AIM: Restate the full set of records exactly, without adding or dropping a word.

## START MATERIAL PROVIDED

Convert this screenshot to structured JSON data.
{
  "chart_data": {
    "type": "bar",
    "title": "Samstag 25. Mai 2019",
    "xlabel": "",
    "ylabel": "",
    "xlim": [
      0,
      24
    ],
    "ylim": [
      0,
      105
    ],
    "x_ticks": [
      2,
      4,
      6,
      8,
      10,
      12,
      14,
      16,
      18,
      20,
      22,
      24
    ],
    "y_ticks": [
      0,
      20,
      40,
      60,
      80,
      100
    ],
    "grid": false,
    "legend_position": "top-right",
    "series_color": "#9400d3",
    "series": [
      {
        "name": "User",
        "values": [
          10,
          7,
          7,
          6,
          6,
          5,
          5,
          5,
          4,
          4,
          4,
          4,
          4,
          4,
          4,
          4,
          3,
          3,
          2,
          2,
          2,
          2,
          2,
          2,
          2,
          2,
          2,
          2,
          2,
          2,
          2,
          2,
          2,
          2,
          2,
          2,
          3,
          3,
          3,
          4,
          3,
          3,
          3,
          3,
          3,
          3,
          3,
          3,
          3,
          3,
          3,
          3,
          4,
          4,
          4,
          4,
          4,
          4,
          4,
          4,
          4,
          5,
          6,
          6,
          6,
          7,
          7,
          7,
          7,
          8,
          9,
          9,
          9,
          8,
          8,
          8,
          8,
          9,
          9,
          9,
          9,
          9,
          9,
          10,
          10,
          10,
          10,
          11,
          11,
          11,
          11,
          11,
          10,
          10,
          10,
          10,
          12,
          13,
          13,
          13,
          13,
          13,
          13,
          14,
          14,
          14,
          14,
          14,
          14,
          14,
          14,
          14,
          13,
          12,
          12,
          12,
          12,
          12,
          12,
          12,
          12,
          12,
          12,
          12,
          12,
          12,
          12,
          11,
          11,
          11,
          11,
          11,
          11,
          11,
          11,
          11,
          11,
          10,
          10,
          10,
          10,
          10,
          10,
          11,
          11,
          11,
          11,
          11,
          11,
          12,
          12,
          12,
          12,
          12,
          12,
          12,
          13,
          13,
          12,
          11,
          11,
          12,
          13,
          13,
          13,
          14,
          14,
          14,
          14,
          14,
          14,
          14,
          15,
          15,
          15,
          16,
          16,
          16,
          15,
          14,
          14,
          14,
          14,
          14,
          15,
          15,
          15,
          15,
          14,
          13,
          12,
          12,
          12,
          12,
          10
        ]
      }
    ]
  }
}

## END MATERIAL PROVIDED

RESPONSE TO THE EXERCISE:
Convert this screenshot to structured JSON data.
{
  "chart_data": {
    "type": "bar",
    "title": "Samstag 25. Mai 2019",
    "xlabel": "",
    "ylabel": "",
    "xlim": [
      0,
      24
    ],
    "ylim": [
      0,
      105
    ],
    "x_ticks": [
      2,
      4,
      6,
      8,
      10,
      12,
      14,
      16,
      18,
      20,
      22,
      24
    ],
    "y_ticks": [
      0,
      20,
      40,
      60,
      80,
      100
    ],
    "grid": false,
    "legend_position": "top-right",
    "series_color": "#9400d3",
    "series": [
      {
        "name": "User",
        "values": [
          10,
          7,
          7,
          6,
          6,
          5,
          5,
          5,
          4,
          4,
          4,
          4,
          4,
          4,
          4,
          4,
          3,
          3,
          2,
          2,
          2,
          2,
          2,
          2,
          2,
          2,
          2,
          2,
          2,
          2,
          2,
          2,
          2,
          2,
          2,
          2,
          3,
          3,
          3,
          4,
          3,
          3,
          3,
          3,
          3,
          3,
          3,
          3,
          3,
          3,
          3,
          3,
          4,
          4,
          4,
          4,
          4,
          4,
          4,
          4,
          4,
          5,
          6,
          6,
          6,
          7,
          7,
          7,
          7,
          8,
          9,
          9,
          9,
          8,
          8,
          8,
          8,
          9,
          9,
          9,
          9,
          9,
          9,
          10,
          10,
          10,
          10,
          11,
          11,
          11,
          11,
          11,
          10,
          10,
          10,
          10,
          12,
          13,
          13,
          13,
          13,
          13,
          13,
          14,
          14,
          14,
          14,
          14,
          14,
          14,
          14,
          14,
          13,
          12,
          12,
          12,
          12,
          12,
          12,
          12,
          12,
          12,
          12,
          12,
          12,
          12,
          12,
          11,
          11,
          11,
          11,
          11,
          11,
          11,
          11,
          11,
          11,
          10,
          10,
          10,
          10,
          10,
          10,
          11,
          11,
          11,
          11,
          11,
          11,
          12,
          12,
          12,
          12,
          12,
          12,
          12,
          13,
          13,
          12,
          11,
          11,
          12,
          13,
          13,
          13,
          14,
          14,
          14,
          14,
          14,
          14,
          14,
          15,
          15,
          15,
          16,
          16,
          16,
          15,
          14,
          14,
          14,
          14,
          14,
          15,
          15,
          15,
          15,
          14,
          13,
          12,
          12,
          12,
          12,
          10
        ]
      }
    ]
  }
}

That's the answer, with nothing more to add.